AIM OF THE TASK ▸ Reproduce the listing below without changes, except that pictures are left out.

RECORDS SHOWN ▸
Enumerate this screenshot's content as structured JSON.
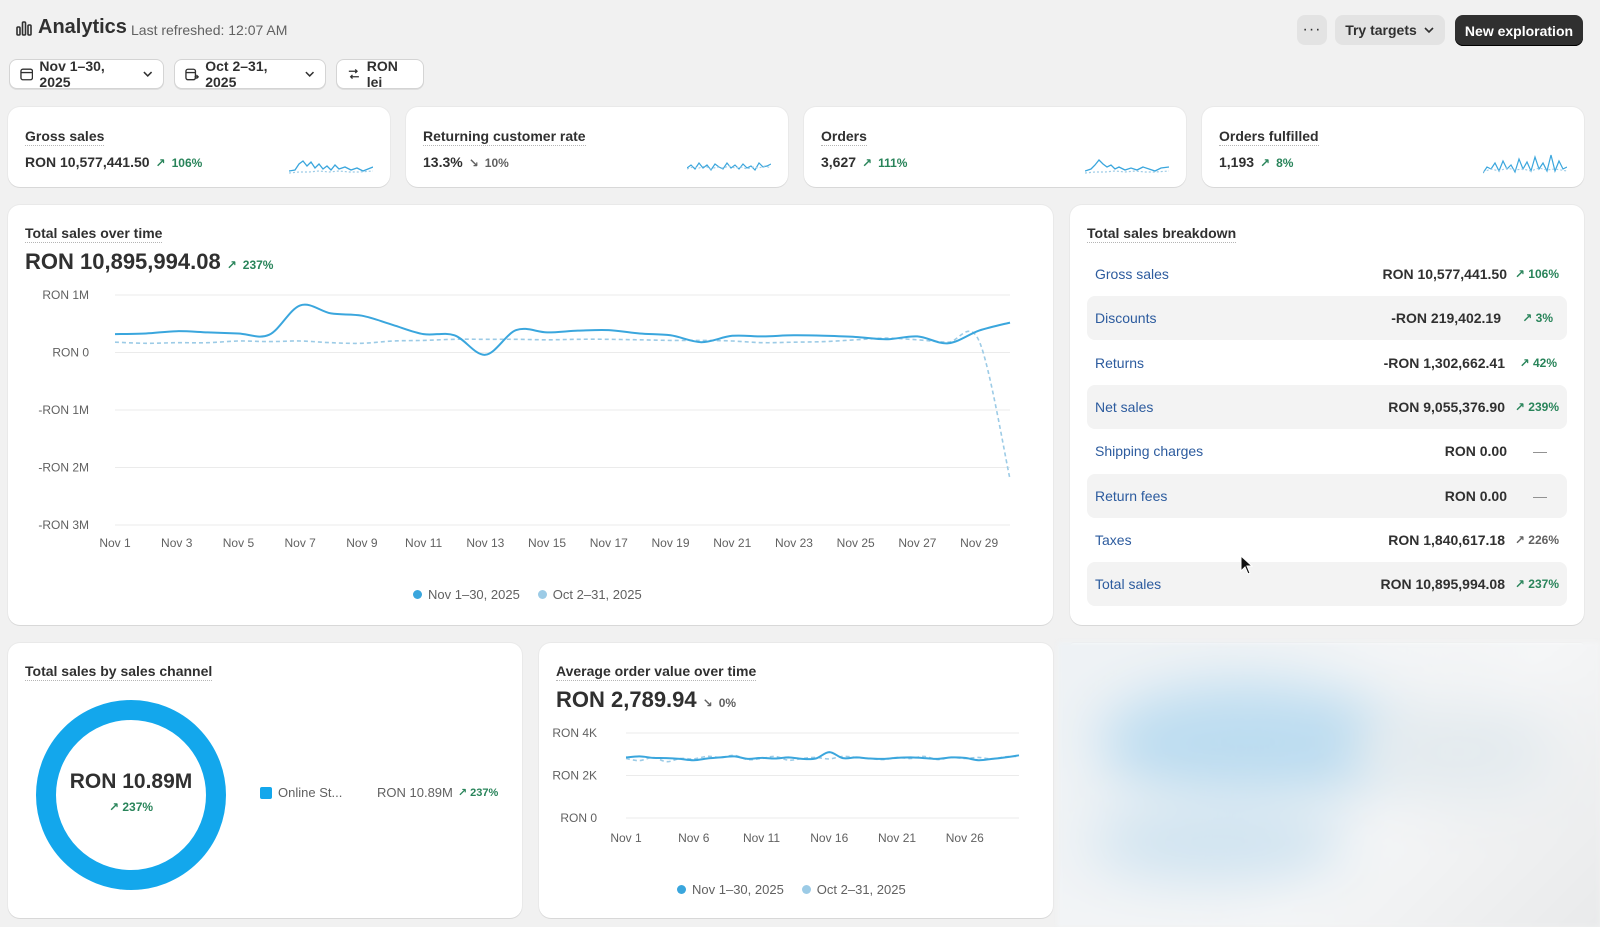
{
  "header": {
    "title": "Analytics",
    "refreshed": "Last refreshed: 12:07 AM",
    "more_label": "···",
    "targets_label": "Try targets",
    "new_exploration_label": "New exploration"
  },
  "filters": {
    "date_range": "Nov 1–30, 2025",
    "compare_range": "Oct 2–31, 2025",
    "currency": "RON lei"
  },
  "kpis": [
    {
      "title": "Gross sales",
      "value": "RON 10,577,441.50",
      "trend": "106%",
      "direction": "up"
    },
    {
      "title": "Returning customer rate",
      "value": "13.3%",
      "trend": "10%",
      "direction": "down"
    },
    {
      "title": "Orders",
      "value": "3,627",
      "trend": "111%",
      "direction": "up"
    },
    {
      "title": "Orders fulfilled",
      "value": "1,193",
      "trend": "8%",
      "direction": "up"
    }
  ],
  "total_sales": {
    "title": "Total sales over time",
    "value": "RON 10,895,994.08",
    "trend": "237%"
  },
  "breakdown": {
    "title": "Total sales breakdown",
    "rows": [
      {
        "label": "Gross sales",
        "value": "RON 10,577,441.50",
        "trend": "106%"
      },
      {
        "label": "Discounts",
        "value": "-RON 219,402.19",
        "trend": "3%"
      },
      {
        "label": "Returns",
        "value": "-RON 1,302,662.41",
        "trend": "42%"
      },
      {
        "label": "Net sales",
        "value": "RON 9,055,376.90",
        "trend": "239%"
      },
      {
        "label": "Shipping charges",
        "value": "RON 0.00",
        "trend": "—"
      },
      {
        "label": "Return fees",
        "value": "RON 0.00",
        "trend": "—"
      },
      {
        "label": "Taxes",
        "value": "RON 1,840,617.18",
        "trend": "226%"
      },
      {
        "label": "Total sales",
        "value": "RON 10,895,994.08",
        "trend": "237%"
      }
    ]
  },
  "channel": {
    "title": "Total sales by sales channel",
    "center_value": "RON 10.89M",
    "center_trend": "237%",
    "legend_name": "Online St...",
    "legend_value": "RON 10.89M",
    "legend_trend": "237%"
  },
  "aov": {
    "title": "Average order value over time",
    "value": "RON 2,789.94",
    "trend": "0%"
  },
  "legend": {
    "current": "Nov 1–30, 2025",
    "previous": "Oct 2–31, 2025"
  },
  "colors": {
    "primary_series": "#3aa6dd",
    "comparison_series": "#9ccbe6",
    "donut": "#13a7ec",
    "positive": "#29845a",
    "link": "#2c5b9e"
  },
  "chart_data": [
    {
      "type": "line",
      "title": "Total sales over time",
      "x": [
        "Nov 1",
        "Nov 2",
        "Nov 3",
        "Nov 4",
        "Nov 5",
        "Nov 6",
        "Nov 7",
        "Nov 8",
        "Nov 9",
        "Nov 10",
        "Nov 11",
        "Nov 12",
        "Nov 13",
        "Nov 14",
        "Nov 15",
        "Nov 16",
        "Nov 17",
        "Nov 18",
        "Nov 19",
        "Nov 20",
        "Nov 21",
        "Nov 22",
        "Nov 23",
        "Nov 24",
        "Nov 25",
        "Nov 26",
        "Nov 27",
        "Nov 28",
        "Nov 29",
        "Nov 30"
      ],
      "x_ticks": [
        "Nov 1",
        "Nov 3",
        "Nov 5",
        "Nov 7",
        "Nov 9",
        "Nov 11",
        "Nov 13",
        "Nov 15",
        "Nov 17",
        "Nov 19",
        "Nov 21",
        "Nov 23",
        "Nov 25",
        "Nov 27",
        "Nov 29"
      ],
      "y_ticks": [
        "RON 1M",
        "RON 0",
        "-RON 1M",
        "-RON 2M",
        "-RON 3M"
      ],
      "ylim": [
        -3000000,
        1000000
      ],
      "series": [
        {
          "name": "Nov 1–30, 2025",
          "values": [
            320000,
            330000,
            370000,
            350000,
            330000,
            310000,
            820000,
            680000,
            640000,
            480000,
            320000,
            300000,
            -40000,
            390000,
            350000,
            380000,
            390000,
            330000,
            300000,
            180000,
            290000,
            280000,
            300000,
            290000,
            270000,
            230000,
            280000,
            160000,
            380000,
            520000
          ]
        },
        {
          "name": "Oct 2–31, 2025",
          "values": [
            180000,
            160000,
            170000,
            170000,
            200000,
            190000,
            200000,
            170000,
            160000,
            200000,
            210000,
            230000,
            230000,
            230000,
            220000,
            230000,
            230000,
            220000,
            210000,
            210000,
            200000,
            170000,
            180000,
            190000,
            220000,
            250000,
            220000,
            180000,
            200000,
            -2200000
          ]
        }
      ]
    },
    {
      "type": "pie",
      "title": "Total sales by sales channel",
      "categories": [
        "Online St..."
      ],
      "values": [
        10890000
      ]
    },
    {
      "type": "line",
      "title": "Average order value over time",
      "x_ticks": [
        "Nov 1",
        "Nov 6",
        "Nov 11",
        "Nov 16",
        "Nov 21",
        "Nov 26"
      ],
      "y_ticks": [
        "RON 4K",
        "RON 2K",
        "RON 0"
      ],
      "ylim": [
        0,
        4000
      ],
      "series": [
        {
          "name": "Nov 1–30, 2025",
          "values": [
            2850,
            2900,
            2830,
            2820,
            2780,
            2720,
            2800,
            2850,
            2900,
            2780,
            2830,
            2800,
            2850,
            2780,
            2800,
            3100,
            2820,
            2850,
            2800,
            2780,
            2830,
            2850,
            2820,
            2780,
            2850,
            2830,
            2720,
            2780,
            2850,
            2950
          ]
        },
        {
          "name": "Oct 2–31, 2025",
          "values": [
            2800,
            2700,
            2850,
            2650,
            2800,
            2780,
            2900,
            2850,
            2950,
            2750,
            2800,
            2900,
            2720,
            2800,
            2850,
            2780,
            2900,
            2850,
            2800,
            2750,
            2850,
            2800,
            2900,
            2750,
            2850,
            2800,
            2850,
            2780,
            2880,
            2900
          ]
        }
      ]
    }
  ]
}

FULL RESPONSE ▸
Enumerate this screenshot's content as structured JSON.
{
  "header": {
    "title": "Analytics",
    "refreshed": "Last refreshed: 12:07 AM",
    "more_label": "···",
    "targets_label": "Try targets",
    "new_exploration_label": "New exploration"
  },
  "filters": {
    "date_range": "Nov 1–30, 2025",
    "compare_range": "Oct 2–31, 2025",
    "currency": "RON lei"
  },
  "kpis": [
    {
      "title": "Gross sales",
      "value": "RON 10,577,441.50",
      "trend": "106%",
      "direction": "up"
    },
    {
      "title": "Returning customer rate",
      "value": "13.3%",
      "trend": "10%",
      "direction": "down"
    },
    {
      "title": "Orders",
      "value": "3,627",
      "trend": "111%",
      "direction": "up"
    },
    {
      "title": "Orders fulfilled",
      "value": "1,193",
      "trend": "8%",
      "direction": "up"
    }
  ],
  "total_sales": {
    "title": "Total sales over time",
    "value": "RON 10,895,994.08",
    "trend": "237%"
  },
  "breakdown": {
    "title": "Total sales breakdown",
    "rows": [
      {
        "label": "Gross sales",
        "value": "RON 10,577,441.50",
        "trend": "106%"
      },
      {
        "label": "Discounts",
        "value": "-RON 219,402.19",
        "trend": "3%"
      },
      {
        "label": "Returns",
        "value": "-RON 1,302,662.41",
        "trend": "42%"
      },
      {
        "label": "Net sales",
        "value": "RON 9,055,376.90",
        "trend": "239%"
      },
      {
        "label": "Shipping charges",
        "value": "RON 0.00",
        "trend": "—"
      },
      {
        "label": "Return fees",
        "value": "RON 0.00",
        "trend": "—"
      },
      {
        "label": "Taxes",
        "value": "RON 1,840,617.18",
        "trend": "226%"
      },
      {
        "label": "Total sales",
        "value": "RON 10,895,994.08",
        "trend": "237%"
      }
    ]
  },
  "channel": {
    "title": "Total sales by sales channel",
    "center_value": "RON 10.89M",
    "center_trend": "237%",
    "legend_name": "Online St...",
    "legend_value": "RON 10.89M",
    "legend_trend": "237%"
  },
  "aov": {
    "title": "Average order value over time",
    "value": "RON 2,789.94",
    "trend": "0%"
  },
  "legend": {
    "current": "Nov 1–30, 2025",
    "previous": "Oct 2–31, 2025"
  },
  "colors": {
    "primary_series": "#3aa6dd",
    "comparison_series": "#9ccbe6",
    "donut": "#13a7ec",
    "positive": "#29845a",
    "link": "#2c5b9e"
  },
  "chart_data": [
    {
      "type": "line",
      "title": "Total sales over time",
      "x": [
        "Nov 1",
        "Nov 2",
        "Nov 3",
        "Nov 4",
        "Nov 5",
        "Nov 6",
        "Nov 7",
        "Nov 8",
        "Nov 9",
        "Nov 10",
        "Nov 11",
        "Nov 12",
        "Nov 13",
        "Nov 14",
        "Nov 15",
        "Nov 16",
        "Nov 17",
        "Nov 18",
        "Nov 19",
        "Nov 20",
        "Nov 21",
        "Nov 22",
        "Nov 23",
        "Nov 24",
        "Nov 25",
        "Nov 26",
        "Nov 27",
        "Nov 28",
        "Nov 29",
        "Nov 30"
      ],
      "x_ticks": [
        "Nov 1",
        "Nov 3",
        "Nov 5",
        "Nov 7",
        "Nov 9",
        "Nov 11",
        "Nov 13",
        "Nov 15",
        "Nov 17",
        "Nov 19",
        "Nov 21",
        "Nov 23",
        "Nov 25",
        "Nov 27",
        "Nov 29"
      ],
      "y_ticks": [
        "RON 1M",
        "RON 0",
        "-RON 1M",
        "-RON 2M",
        "-RON 3M"
      ],
      "ylim": [
        -3000000,
        1000000
      ],
      "series": [
        {
          "name": "Nov 1–30, 2025",
          "values": [
            320000,
            330000,
            370000,
            350000,
            330000,
            310000,
            820000,
            680000,
            640000,
            480000,
            320000,
            300000,
            -40000,
            390000,
            350000,
            380000,
            390000,
            330000,
            300000,
            180000,
            290000,
            280000,
            300000,
            290000,
            270000,
            230000,
            280000,
            160000,
            380000,
            520000
          ]
        },
        {
          "name": "Oct 2–31, 2025",
          "values": [
            180000,
            160000,
            170000,
            170000,
            200000,
            190000,
            200000,
            170000,
            160000,
            200000,
            210000,
            230000,
            230000,
            230000,
            220000,
            230000,
            230000,
            220000,
            210000,
            210000,
            200000,
            170000,
            180000,
            190000,
            220000,
            250000,
            220000,
            180000,
            200000,
            -2200000
          ]
        }
      ]
    },
    {
      "type": "pie",
      "title": "Total sales by sales channel",
      "categories": [
        "Online St..."
      ],
      "values": [
        10890000
      ]
    },
    {
      "type": "line",
      "title": "Average order value over time",
      "x_ticks": [
        "Nov 1",
        "Nov 6",
        "Nov 11",
        "Nov 16",
        "Nov 21",
        "Nov 26"
      ],
      "y_ticks": [
        "RON 4K",
        "RON 2K",
        "RON 0"
      ],
      "ylim": [
        0,
        4000
      ],
      "series": [
        {
          "name": "Nov 1–30, 2025",
          "values": [
            2850,
            2900,
            2830,
            2820,
            2780,
            2720,
            2800,
            2850,
            2900,
            2780,
            2830,
            2800,
            2850,
            2780,
            2800,
            3100,
            2820,
            2850,
            2800,
            2780,
            2830,
            2850,
            2820,
            2780,
            2850,
            2830,
            2720,
            2780,
            2850,
            2950
          ]
        },
        {
          "name": "Oct 2–31, 2025",
          "values": [
            2800,
            2700,
            2850,
            2650,
            2800,
            2780,
            2900,
            2850,
            2950,
            2750,
            2800,
            2900,
            2720,
            2800,
            2850,
            2780,
            2900,
            2850,
            2800,
            2750,
            2850,
            2800,
            2900,
            2750,
            2850,
            2800,
            2850,
            2780,
            2880,
            2900
          ]
        }
      ]
    }
  ]
}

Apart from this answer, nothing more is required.